* _Data records_:
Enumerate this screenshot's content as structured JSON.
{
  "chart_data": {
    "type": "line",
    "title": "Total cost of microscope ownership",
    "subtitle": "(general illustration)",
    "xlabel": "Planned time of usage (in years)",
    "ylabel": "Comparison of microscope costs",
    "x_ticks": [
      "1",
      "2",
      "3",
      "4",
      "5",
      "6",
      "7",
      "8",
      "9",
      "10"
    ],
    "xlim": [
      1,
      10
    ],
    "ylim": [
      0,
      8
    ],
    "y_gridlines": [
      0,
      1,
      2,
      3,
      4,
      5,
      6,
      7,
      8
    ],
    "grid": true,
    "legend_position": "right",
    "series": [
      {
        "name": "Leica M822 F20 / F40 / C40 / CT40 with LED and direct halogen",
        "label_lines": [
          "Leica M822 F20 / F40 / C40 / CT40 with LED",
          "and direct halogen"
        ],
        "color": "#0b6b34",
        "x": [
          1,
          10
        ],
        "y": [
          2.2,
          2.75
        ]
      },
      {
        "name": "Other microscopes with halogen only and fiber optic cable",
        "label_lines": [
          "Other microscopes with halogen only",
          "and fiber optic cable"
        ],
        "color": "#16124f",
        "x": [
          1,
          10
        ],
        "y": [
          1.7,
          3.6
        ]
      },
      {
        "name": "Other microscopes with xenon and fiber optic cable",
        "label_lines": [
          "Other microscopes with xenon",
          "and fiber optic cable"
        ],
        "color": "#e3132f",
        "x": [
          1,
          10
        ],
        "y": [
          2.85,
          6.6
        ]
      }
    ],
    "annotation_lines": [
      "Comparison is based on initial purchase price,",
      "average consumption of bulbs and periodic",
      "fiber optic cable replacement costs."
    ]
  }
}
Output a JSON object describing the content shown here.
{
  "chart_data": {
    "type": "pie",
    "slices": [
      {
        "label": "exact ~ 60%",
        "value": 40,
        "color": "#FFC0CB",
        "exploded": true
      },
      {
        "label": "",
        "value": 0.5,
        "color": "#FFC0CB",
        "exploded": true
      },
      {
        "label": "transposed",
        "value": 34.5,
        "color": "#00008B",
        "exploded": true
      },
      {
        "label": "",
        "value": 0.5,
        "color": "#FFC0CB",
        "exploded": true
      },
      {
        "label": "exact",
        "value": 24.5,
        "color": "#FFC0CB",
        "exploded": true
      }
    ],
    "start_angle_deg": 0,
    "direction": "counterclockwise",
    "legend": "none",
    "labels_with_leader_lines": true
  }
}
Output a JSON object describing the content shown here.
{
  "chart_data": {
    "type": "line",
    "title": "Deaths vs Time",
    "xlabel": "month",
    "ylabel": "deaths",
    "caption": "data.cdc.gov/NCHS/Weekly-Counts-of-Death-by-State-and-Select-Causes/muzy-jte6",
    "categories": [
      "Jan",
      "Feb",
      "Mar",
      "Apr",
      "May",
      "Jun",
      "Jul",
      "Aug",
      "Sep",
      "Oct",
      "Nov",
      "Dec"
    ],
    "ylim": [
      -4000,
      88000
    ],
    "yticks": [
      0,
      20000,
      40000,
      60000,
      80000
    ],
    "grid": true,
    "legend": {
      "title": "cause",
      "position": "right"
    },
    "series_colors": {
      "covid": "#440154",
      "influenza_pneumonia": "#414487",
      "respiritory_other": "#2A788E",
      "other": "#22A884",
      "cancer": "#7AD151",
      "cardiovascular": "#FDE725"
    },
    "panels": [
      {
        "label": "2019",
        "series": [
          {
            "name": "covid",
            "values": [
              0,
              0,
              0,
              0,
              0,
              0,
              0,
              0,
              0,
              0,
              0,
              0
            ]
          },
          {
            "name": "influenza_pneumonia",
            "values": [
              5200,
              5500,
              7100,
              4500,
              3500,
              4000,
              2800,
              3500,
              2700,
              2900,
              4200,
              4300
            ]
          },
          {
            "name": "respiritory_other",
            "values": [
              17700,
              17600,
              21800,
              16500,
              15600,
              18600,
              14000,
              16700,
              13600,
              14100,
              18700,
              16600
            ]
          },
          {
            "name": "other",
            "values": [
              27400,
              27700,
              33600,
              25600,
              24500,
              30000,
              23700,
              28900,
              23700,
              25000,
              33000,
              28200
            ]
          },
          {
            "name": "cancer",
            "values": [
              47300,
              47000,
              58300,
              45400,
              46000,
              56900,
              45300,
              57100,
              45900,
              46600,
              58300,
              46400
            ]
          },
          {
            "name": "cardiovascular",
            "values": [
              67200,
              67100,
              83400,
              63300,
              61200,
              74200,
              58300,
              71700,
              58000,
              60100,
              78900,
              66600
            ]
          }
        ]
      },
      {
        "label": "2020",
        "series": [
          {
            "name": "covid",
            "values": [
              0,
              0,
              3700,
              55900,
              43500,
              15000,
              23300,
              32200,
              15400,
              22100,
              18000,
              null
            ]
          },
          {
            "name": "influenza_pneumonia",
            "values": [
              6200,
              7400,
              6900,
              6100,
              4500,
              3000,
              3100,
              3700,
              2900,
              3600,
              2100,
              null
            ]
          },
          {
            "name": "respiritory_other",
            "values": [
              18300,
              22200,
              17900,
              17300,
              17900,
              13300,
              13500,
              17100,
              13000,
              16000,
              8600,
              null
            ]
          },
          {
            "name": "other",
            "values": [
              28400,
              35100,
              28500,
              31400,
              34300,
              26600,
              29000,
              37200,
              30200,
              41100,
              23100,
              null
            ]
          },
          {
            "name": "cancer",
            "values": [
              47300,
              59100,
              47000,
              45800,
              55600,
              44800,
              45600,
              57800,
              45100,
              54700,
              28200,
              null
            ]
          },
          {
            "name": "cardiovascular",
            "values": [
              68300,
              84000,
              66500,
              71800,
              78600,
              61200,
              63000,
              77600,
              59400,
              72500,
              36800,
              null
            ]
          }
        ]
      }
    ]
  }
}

* _Given request_: Using the entries above, return each line that includes the word "only".

* _Solution to this problem_:
        "name": "Other microscopes with halogen only and fiber optic cable",
          "Other microscopes with halogen only",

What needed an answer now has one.